Task to carry out: Print the listing that follows, character for character.

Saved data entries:
......
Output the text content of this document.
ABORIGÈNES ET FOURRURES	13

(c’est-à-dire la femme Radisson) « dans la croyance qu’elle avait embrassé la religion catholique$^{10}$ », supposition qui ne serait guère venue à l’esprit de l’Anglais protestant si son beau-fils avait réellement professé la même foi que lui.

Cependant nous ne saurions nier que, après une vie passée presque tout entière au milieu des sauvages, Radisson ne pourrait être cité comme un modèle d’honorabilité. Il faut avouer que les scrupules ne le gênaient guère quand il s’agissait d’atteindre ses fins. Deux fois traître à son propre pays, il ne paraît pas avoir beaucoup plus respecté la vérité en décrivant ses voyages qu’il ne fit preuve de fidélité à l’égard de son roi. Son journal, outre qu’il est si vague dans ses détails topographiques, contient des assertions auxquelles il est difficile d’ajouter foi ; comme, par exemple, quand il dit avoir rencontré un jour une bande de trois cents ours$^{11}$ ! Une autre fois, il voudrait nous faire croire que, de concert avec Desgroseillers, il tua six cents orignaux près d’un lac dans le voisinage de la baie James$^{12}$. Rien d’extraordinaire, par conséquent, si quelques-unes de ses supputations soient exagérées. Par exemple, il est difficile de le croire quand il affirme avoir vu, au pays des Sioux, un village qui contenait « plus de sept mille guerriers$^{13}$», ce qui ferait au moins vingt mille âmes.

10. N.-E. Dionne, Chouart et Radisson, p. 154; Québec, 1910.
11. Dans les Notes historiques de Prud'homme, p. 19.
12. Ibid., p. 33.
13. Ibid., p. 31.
......
Result of the exercise:
Output the text content of this document.
ABORIGÈNES ET FOURRURES	13

(c’est-à-dire la femme Radisson) « dans la croyance qu’elle avait embrassé la religion catholique$^{10}$ », supposition qui ne serait guère venue à l’esprit de l’Anglais protestant si son beau-fils avait réellement professé la même foi que lui.

Cependant nous ne saurions nier que, après une vie passée presque tout entière au milieu des sauvages, Radisson ne pourrait être cité comme un modèle d’honorabilité. Il faut avouer que les scrupules ne le gênaient guère quand il s’agissait d’atteindre ses fins. Deux fois traître à son propre pays, il ne paraît pas avoir beaucoup plus respecté la vérité en décrivant ses voyages qu’il ne fit preuve de fidélité à l’égard de son roi. Son journal, outre qu’il est si vague dans ses détails topographiques, contient des assertions auxquelles il est difficile d’ajouter foi ; comme, par exemple, quand il dit avoir rencontré un jour une bande de trois cents ours$^{11}$ ! Une autre fois, il voudrait nous faire croire que, de concert avec Desgroseillers, il tua six cents orignaux près d’un lac dans le voisinage de la baie James$^{12}$. Rien d’extraordinaire, par conséquent, si quelques-unes de ses supputations soient exagérées. Par exemple, il est difficile de le croire quand il affirme avoir vu, au pays des Sioux, un village qui contenait « plus de sept mille guerriers$^{13}$», ce qui ferait au moins vingt mille âmes.

10. N.-E. Dionne, Chouart et Radisson, p. 154; Québec, 1910.
11. Dans les Notes historiques de Prud'homme, p. 19.
12. Ibid., p. 33.
13. Ibid., p. 31.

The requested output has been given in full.